Selasa, 18 November 2008

Amtenar Penyuling Sirih

Di mulut Sarinah, daun sirih hanya dikunyah untuk memperkuat gigi. Bertahun-tahun perempuan 65 tahun itu menyirih. Namun, di tangan Purwanto daun sirih memberikan laba bersih Rp9.9 00.000 sebulan. Itu hasil penjualan 30 kg minyak sirih yang rutin ia suling seharga Rp1,5-juta per kg. Biaya produksi sekilo minyak Rp1.170.000.

Pagi hingga siang, Purwanto memang amtenar alias pegawai negeri sipil. Ia menjadi penyuling daun sirih ketika petang sampai malam setelah pulang bekerja. Pria 43 tahun itu tak perlu pusing memasarkan minyak sirih hasil sulingannya. Setiap pekan pengepul menjemput komoditas itu ke rumahnya di Desa Jelok, Kecamatan Cepogo, Kabupaten Boyolali, Jawa Tengah. Dalam sepekan ia menjual 7,5 kg minyak sirih. Itu hasil 5 kali menyuling masing-masing 300 kg daun sirih kering yang menghasilkan 1,5 kg minyak.

◆ **PERSYARATAN A**:
Salin dengan tepat bagian artikel tentang penyuling sirih, dimulai pada kata "Di mulut Sarinah, daun" dan berhenti sesudah kata "1,5 kg minyak.".
Artikel tentang penyuling sirih dan catatan sesudahnya merupakan bahan yang terpisah.

(Catatan dari sebuah sumber data)
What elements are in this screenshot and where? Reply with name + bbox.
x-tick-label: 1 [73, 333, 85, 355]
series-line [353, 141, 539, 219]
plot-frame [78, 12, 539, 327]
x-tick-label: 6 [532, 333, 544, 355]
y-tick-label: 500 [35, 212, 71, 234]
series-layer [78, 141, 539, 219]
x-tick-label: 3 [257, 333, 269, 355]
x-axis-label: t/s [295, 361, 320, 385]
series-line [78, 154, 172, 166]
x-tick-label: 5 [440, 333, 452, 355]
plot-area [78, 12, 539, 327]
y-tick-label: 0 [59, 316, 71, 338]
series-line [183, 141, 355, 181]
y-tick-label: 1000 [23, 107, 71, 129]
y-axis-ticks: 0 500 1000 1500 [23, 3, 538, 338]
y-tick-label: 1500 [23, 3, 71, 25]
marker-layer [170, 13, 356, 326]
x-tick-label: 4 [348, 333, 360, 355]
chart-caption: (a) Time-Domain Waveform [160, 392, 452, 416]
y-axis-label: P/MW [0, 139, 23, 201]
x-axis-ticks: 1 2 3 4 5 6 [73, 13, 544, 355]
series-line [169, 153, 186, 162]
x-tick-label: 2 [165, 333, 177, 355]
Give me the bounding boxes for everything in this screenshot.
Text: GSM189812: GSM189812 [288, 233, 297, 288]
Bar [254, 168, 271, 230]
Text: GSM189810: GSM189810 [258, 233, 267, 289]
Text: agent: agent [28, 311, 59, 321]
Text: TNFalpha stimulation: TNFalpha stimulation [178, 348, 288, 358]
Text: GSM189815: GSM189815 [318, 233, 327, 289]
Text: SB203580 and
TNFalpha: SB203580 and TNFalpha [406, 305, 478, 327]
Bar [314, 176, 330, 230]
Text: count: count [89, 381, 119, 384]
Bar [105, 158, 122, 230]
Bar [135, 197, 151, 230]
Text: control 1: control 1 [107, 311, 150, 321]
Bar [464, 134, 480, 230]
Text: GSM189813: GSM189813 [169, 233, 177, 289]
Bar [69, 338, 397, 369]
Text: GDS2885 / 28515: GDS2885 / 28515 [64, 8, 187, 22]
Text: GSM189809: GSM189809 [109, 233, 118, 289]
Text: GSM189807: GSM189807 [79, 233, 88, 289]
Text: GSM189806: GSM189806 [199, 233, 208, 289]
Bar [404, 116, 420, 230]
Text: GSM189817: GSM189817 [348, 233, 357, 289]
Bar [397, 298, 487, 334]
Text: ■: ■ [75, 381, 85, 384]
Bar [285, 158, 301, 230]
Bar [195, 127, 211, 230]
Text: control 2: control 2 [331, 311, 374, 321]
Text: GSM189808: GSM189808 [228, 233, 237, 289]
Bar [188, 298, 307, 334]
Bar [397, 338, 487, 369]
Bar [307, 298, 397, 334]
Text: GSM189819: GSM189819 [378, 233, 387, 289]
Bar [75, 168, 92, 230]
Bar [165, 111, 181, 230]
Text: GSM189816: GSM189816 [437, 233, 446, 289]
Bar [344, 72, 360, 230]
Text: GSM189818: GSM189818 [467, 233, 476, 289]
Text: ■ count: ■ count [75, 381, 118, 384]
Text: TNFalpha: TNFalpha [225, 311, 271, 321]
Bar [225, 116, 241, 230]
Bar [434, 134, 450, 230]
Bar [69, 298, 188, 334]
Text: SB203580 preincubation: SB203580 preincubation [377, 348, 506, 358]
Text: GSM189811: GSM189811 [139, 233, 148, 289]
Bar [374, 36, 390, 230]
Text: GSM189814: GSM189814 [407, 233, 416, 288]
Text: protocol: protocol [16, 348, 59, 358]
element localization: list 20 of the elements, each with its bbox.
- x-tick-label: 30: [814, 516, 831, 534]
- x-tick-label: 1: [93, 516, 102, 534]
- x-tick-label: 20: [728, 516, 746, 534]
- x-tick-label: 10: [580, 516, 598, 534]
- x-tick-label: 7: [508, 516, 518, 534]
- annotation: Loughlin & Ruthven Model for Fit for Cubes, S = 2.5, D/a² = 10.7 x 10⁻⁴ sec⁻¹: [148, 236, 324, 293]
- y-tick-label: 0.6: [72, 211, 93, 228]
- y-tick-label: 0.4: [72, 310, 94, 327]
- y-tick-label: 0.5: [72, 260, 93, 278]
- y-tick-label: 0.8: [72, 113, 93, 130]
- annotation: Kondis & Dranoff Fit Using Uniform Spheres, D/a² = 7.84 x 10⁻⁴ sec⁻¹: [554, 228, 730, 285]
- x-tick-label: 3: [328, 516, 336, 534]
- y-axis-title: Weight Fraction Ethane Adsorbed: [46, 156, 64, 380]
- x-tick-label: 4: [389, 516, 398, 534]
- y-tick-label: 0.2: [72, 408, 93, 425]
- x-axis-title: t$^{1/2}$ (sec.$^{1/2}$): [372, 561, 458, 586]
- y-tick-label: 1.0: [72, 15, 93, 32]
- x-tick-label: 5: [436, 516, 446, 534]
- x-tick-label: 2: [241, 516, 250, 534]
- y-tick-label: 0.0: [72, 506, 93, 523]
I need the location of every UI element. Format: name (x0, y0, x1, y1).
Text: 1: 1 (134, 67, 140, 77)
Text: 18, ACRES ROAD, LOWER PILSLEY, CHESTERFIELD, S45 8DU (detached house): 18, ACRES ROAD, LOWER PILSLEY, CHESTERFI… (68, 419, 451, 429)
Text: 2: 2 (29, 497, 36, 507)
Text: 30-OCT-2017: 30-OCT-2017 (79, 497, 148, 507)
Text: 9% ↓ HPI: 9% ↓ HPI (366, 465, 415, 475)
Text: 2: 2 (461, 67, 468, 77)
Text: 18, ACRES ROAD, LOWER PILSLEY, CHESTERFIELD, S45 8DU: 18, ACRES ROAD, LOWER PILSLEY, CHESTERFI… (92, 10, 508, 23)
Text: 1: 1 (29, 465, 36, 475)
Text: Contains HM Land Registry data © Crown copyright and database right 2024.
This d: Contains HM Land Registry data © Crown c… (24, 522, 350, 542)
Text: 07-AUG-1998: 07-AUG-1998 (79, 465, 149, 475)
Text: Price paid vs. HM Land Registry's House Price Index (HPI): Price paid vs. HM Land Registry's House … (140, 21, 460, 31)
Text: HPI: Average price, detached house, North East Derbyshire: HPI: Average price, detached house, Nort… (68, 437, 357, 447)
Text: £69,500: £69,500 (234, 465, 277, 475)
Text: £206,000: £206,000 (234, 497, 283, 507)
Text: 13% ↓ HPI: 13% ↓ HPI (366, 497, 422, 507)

◆ **PERSYARATAN B**:
Perbarui baris-baris catatan dari baris pertama catatan sampai dengan baris yang memuat "series-layer [78, 141, 539, 219]" dengan mengganti "plot-frame" menjadi "chart-frame" dan membiarkan sisanya tetap sama. Tuliskan hanya baris-baris tersebut.

◆ **JAWABAN BENAR A**:
Di mulut Sarinah, daun sirih hanya dikunyah untuk memperkuat gigi. Bertahun-tahun perempuan 65 tahun itu menyirih. Namun, di tangan Purwanto daun sirih memberikan laba bersih Rp9.9 00.000 sebulan. Itu hasil penjualan 30 kg minyak sirih yang rutin ia suling seharga Rp1,5-juta per kg. Biaya produksi sekilo minyak Rp1.170.000.

Pagi hingga siang, Purwanto memang amtenar alias pegawai negeri sipil. Ia menjadi penyuling daun sirih ketika petang sampai malam setelah pulang bekerja. Pria 43 tahun itu tak perlu pusing memasarkan minyak sirih hasil sulingannya. Setiap pekan pengepul menjemput komoditas itu ke rumahnya di Desa Jelok, Kecamatan Cepogo, Kabupaten Boyolali, Jawa Tengah. Dalam sepekan ia menjual 7,5 kg minyak sirih. Itu hasil 5 kali menyuling masing-masing 300 kg daun sirih kering yang menghasilkan 1,5 kg minyak.

◆ **JAWABAN BENAR B**:
What elements are in this screenshot and where? Reply with name + bbox.
x-tick-label: 1 [73, 333, 85, 355]
series-line [353, 141, 539, 219]
chart-frame [78, 12, 539, 327]
x-tick-label: 6 [532, 333, 544, 355]
y-tick-label: 500 [35, 212, 71, 234]
series-layer [78, 141, 539, 219]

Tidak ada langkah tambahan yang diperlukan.